--- Start Information shown ---

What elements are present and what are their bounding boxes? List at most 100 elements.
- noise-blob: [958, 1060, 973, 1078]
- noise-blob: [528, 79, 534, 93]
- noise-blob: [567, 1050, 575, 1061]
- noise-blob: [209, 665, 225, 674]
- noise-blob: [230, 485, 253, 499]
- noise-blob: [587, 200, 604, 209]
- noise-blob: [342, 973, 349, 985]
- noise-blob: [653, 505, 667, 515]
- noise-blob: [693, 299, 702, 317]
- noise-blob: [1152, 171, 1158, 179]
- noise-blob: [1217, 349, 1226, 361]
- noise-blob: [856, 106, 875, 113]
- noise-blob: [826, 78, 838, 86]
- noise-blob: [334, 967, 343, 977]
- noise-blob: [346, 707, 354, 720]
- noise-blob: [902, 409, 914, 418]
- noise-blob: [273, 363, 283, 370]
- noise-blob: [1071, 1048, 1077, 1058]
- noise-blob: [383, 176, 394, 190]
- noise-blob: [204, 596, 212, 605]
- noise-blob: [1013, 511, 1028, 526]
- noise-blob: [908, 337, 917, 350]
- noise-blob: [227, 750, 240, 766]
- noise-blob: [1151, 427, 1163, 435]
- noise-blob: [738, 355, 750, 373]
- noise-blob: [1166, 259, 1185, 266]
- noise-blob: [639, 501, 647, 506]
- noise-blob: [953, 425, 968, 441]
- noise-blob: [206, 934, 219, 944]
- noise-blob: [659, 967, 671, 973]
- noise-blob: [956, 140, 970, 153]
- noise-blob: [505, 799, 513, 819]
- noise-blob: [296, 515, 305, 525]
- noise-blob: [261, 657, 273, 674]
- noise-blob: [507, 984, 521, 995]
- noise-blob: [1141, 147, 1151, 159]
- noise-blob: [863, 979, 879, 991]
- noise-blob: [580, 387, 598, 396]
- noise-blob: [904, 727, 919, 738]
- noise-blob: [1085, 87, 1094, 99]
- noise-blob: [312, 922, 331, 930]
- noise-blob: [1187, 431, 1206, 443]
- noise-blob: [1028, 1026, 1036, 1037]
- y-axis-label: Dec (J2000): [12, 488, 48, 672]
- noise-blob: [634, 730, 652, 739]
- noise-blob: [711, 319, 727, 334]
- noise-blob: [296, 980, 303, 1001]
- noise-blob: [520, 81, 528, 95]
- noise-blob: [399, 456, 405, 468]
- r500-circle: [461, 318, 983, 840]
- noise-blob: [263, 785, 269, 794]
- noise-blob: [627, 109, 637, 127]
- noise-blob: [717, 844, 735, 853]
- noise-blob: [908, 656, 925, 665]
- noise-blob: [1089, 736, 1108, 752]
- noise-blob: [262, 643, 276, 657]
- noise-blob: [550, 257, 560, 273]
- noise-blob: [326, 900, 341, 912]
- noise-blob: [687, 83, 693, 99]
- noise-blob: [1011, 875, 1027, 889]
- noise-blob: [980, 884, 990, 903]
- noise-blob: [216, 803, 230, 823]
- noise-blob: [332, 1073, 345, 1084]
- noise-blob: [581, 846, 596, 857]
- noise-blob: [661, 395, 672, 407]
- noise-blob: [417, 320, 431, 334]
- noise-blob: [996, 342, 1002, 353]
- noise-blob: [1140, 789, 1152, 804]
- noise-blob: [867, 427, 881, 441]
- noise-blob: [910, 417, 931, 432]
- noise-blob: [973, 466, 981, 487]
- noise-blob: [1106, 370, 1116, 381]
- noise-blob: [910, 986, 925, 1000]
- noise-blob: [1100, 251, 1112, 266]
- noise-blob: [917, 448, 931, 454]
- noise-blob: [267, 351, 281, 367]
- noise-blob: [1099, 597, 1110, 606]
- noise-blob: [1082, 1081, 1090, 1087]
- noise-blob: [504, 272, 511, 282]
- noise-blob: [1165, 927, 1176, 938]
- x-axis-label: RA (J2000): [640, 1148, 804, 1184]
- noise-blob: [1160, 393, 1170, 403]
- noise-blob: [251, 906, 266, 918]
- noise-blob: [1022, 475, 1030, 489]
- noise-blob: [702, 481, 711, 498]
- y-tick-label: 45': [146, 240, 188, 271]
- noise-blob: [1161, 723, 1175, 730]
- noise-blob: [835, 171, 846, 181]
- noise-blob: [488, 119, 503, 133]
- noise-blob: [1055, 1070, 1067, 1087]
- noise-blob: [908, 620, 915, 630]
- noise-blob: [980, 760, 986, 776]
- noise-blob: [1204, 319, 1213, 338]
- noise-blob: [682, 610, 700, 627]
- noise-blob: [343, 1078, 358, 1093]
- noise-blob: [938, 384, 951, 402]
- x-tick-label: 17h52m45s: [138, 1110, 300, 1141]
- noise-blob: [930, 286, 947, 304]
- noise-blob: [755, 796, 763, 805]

--- End Information shown ---

▶ [Prompt]: Reproduce every line of the records above verbatim, from the first line to the last.

▶ [Response]:
What elements are present and what are their bounding boxes? List at most 100 elements.
- noise-blob: [958, 1060, 973, 1078]
- noise-blob: [528, 79, 534, 93]
- noise-blob: [567, 1050, 575, 1061]
- noise-blob: [209, 665, 225, 674]
- noise-blob: [230, 485, 253, 499]
- noise-blob: [587, 200, 604, 209]
- noise-blob: [342, 973, 349, 985]
- noise-blob: [653, 505, 667, 515]
- noise-blob: [693, 299, 702, 317]
- noise-blob: [1152, 171, 1158, 179]
- noise-blob: [1217, 349, 1226, 361]
- noise-blob: [856, 106, 875, 113]
- noise-blob: [826, 78, 838, 86]
- noise-blob: [334, 967, 343, 977]
- noise-blob: [346, 707, 354, 720]
- noise-blob: [902, 409, 914, 418]
- noise-blob: [273, 363, 283, 370]
- noise-blob: [1071, 1048, 1077, 1058]
- noise-blob: [383, 176, 394, 190]
- noise-blob: [204, 596, 212, 605]
- noise-blob: [1013, 511, 1028, 526]
- noise-blob: [908, 337, 917, 350]
- noise-blob: [227, 750, 240, 766]
- noise-blob: [1151, 427, 1163, 435]
- noise-blob: [738, 355, 750, 373]
- noise-blob: [1166, 259, 1185, 266]
- noise-blob: [639, 501, 647, 506]
- noise-blob: [953, 425, 968, 441]
- noise-blob: [206, 934, 219, 944]
- noise-blob: [659, 967, 671, 973]
- noise-blob: [956, 140, 970, 153]
- noise-blob: [505, 799, 513, 819]
- noise-blob: [296, 515, 305, 525]
- noise-blob: [261, 657, 273, 674]
- noise-blob: [507, 984, 521, 995]
- noise-blob: [1141, 147, 1151, 159]
- noise-blob: [863, 979, 879, 991]
- noise-blob: [580, 387, 598, 396]
- noise-blob: [904, 727, 919, 738]
- noise-blob: [1085, 87, 1094, 99]
- noise-blob: [312, 922, 331, 930]
- noise-blob: [1187, 431, 1206, 443]
- noise-blob: [1028, 1026, 1036, 1037]
- y-axis-label: Dec (J2000): [12, 488, 48, 672]
- noise-blob: [634, 730, 652, 739]
- noise-blob: [711, 319, 727, 334]
- noise-blob: [296, 980, 303, 1001]
- noise-blob: [520, 81, 528, 95]
- noise-blob: [399, 456, 405, 468]
- r500-circle: [461, 318, 983, 840]
- noise-blob: [263, 785, 269, 794]
- noise-blob: [627, 109, 637, 127]
- noise-blob: [717, 844, 735, 853]
- noise-blob: [908, 656, 925, 665]
- noise-blob: [1089, 736, 1108, 752]
- noise-blob: [262, 643, 276, 657]
- noise-blob: [550, 257, 560, 273]
- noise-blob: [326, 900, 341, 912]
- noise-blob: [687, 83, 693, 99]
- noise-blob: [1011, 875, 1027, 889]
- noise-blob: [980, 884, 990, 903]
- noise-blob: [216, 803, 230, 823]
- noise-blob: [332, 1073, 345, 1084]
- noise-blob: [581, 846, 596, 857]
- noise-blob: [661, 395, 672, 407]
- noise-blob: [417, 320, 431, 334]
- noise-blob: [996, 342, 1002, 353]
- noise-blob: [1140, 789, 1152, 804]
- noise-blob: [867, 427, 881, 441]
- noise-blob: [910, 417, 931, 432]
- noise-blob: [973, 466, 981, 487]
- noise-blob: [1106, 370, 1116, 381]
- noise-blob: [910, 986, 925, 1000]
- noise-blob: [1100, 251, 1112, 266]
- noise-blob: [917, 448, 931, 454]
- noise-blob: [267, 351, 281, 367]
- noise-blob: [1099, 597, 1110, 606]
- noise-blob: [1082, 1081, 1090, 1087]
- noise-blob: [504, 272, 511, 282]
- noise-blob: [1165, 927, 1176, 938]
- x-axis-label: RA (J2000): [640, 1148, 804, 1184]
- noise-blob: [1160, 393, 1170, 403]
- noise-blob: [251, 906, 266, 918]
- noise-blob: [1022, 475, 1030, 489]
- noise-blob: [702, 481, 711, 498]
- y-tick-label: 45': [146, 240, 188, 271]
- noise-blob: [1161, 723, 1175, 730]
- noise-blob: [835, 171, 846, 181]
- noise-blob: [488, 119, 503, 133]
- noise-blob: [1055, 1070, 1067, 1087]
- noise-blob: [908, 620, 915, 630]
- noise-blob: [980, 760, 986, 776]
- noise-blob: [1204, 319, 1213, 338]
- noise-blob: [682, 610, 700, 627]
- noise-blob: [343, 1078, 358, 1093]
- noise-blob: [938, 384, 951, 402]
- x-tick-label: 17h52m45s: [138, 1110, 300, 1141]
- noise-blob: [930, 286, 947, 304]
- noise-blob: [755, 796, 763, 805]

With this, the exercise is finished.